_Records for the exercise_:
>> Start
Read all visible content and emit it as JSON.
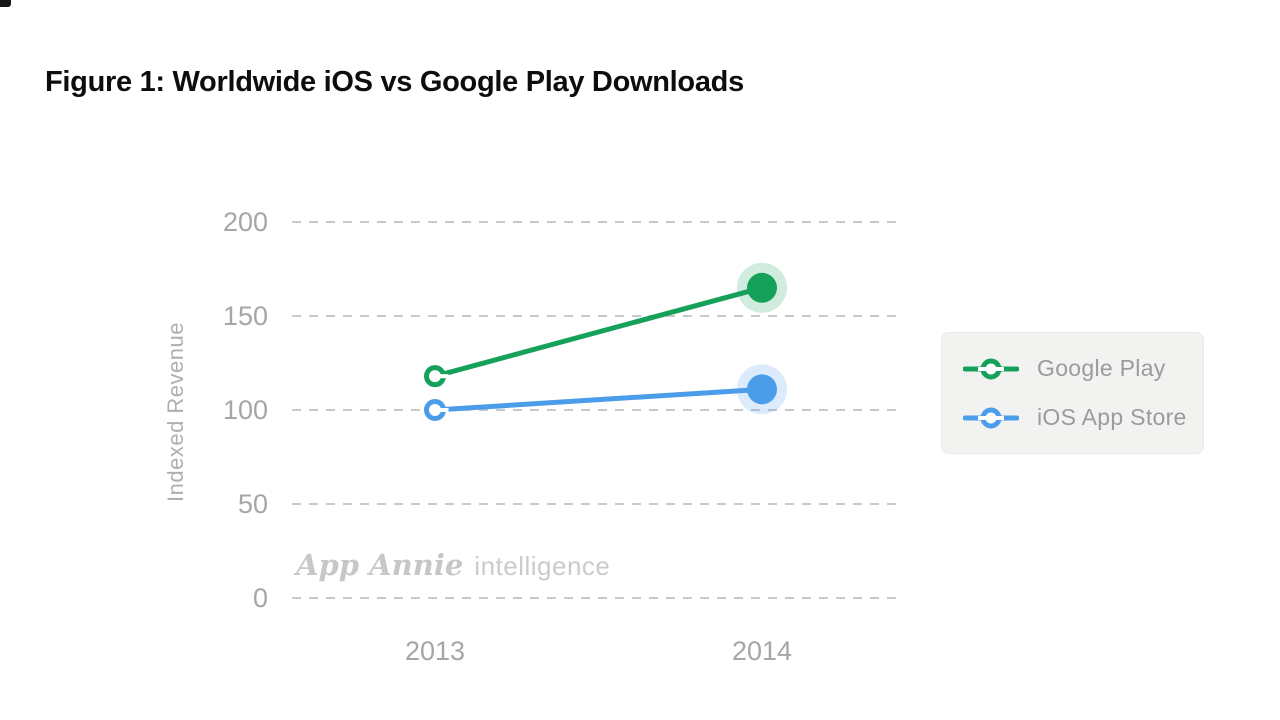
{
  "page": {
    "title": "Figure 1: Worldwide iOS vs Google Play Downloads"
  },
  "watermark": {
    "brand": "App Annie",
    "suffix": "intelligence"
  },
  "colors": {
    "google_play": "#16A15B",
    "ios_app_store": "#4C9DE9",
    "grid_line": "#C9C9C9",
    "axis_tick_text": "#A6A6A6",
    "axis_title_text": "#AFAFAF",
    "title_text": "#0D0D0D",
    "legend_bg": "#F2F2F0",
    "legend_text": "#9B9B9B",
    "watermark_text": "#C8C8C8"
  },
  "chart_data": {
    "type": "line",
    "title": "Figure 1: Worldwide iOS vs Google Play Downloads",
    "categories": [
      "2013",
      "2014"
    ],
    "series": [
      {
        "name": "Google Play",
        "color": "#16A15B",
        "values": [
          118,
          165
        ]
      },
      {
        "name": "iOS App Store",
        "color": "#4C9DE9",
        "values": [
          100,
          111
        ]
      }
    ],
    "xlabel": "",
    "ylabel": "Indexed Revenue",
    "yticks": [
      0,
      50,
      100,
      150,
      200
    ],
    "ylim": [
      0,
      200
    ],
    "grid": "horizontal-dashed",
    "legend_position": "right",
    "marker_style": {
      "first_point": "open-circle",
      "last_point": "filled-circle-halo"
    }
  },
  "legend": {
    "items": [
      {
        "label": "Google Play",
        "color": "#16A15B"
      },
      {
        "label": "iOS App Store",
        "color": "#4C9DE9"
      }
    ]
  }
}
>> End
_Exercise details_:
Output each line exactly; omit every picture.

_Correct output_:
Read all visible content and emit it as JSON.
{
  "page": {
    "title": "Figure 1: Worldwide iOS vs Google Play Downloads"
  },
  "watermark": {
    "brand": "App Annie",
    "suffix": "intelligence"
  },
  "colors": {
    "google_play": "#16A15B",
    "ios_app_store": "#4C9DE9",
    "grid_line": "#C9C9C9",
    "axis_tick_text": "#A6A6A6",
    "axis_title_text": "#AFAFAF",
    "title_text": "#0D0D0D",
    "legend_bg": "#F2F2F0",
    "legend_text": "#9B9B9B",
    "watermark_text": "#C8C8C8"
  },
  "chart_data": {
    "type": "line",
    "title": "Figure 1: Worldwide iOS vs Google Play Downloads",
    "categories": [
      "2013",
      "2014"
    ],
    "series": [
      {
        "name": "Google Play",
        "color": "#16A15B",
        "values": [
          118,
          165
        ]
      },
      {
        "name": "iOS App Store",
        "color": "#4C9DE9",
        "values": [
          100,
          111
        ]
      }
    ],
    "xlabel": "",
    "ylabel": "Indexed Revenue",
    "yticks": [
      0,
      50,
      100,
      150,
      200
    ],
    "ylim": [
      0,
      200
    ],
    "grid": "horizontal-dashed",
    "legend_position": "right",
    "marker_style": {
      "first_point": "open-circle",
      "last_point": "filled-circle-halo"
    }
  },
  "legend": {
    "items": [
      {
        "label": "Google Play",
        "color": "#16A15B"
      },
      {
        "label": "iOS App Store",
        "color": "#4C9DE9"
      }
    ]
  }
}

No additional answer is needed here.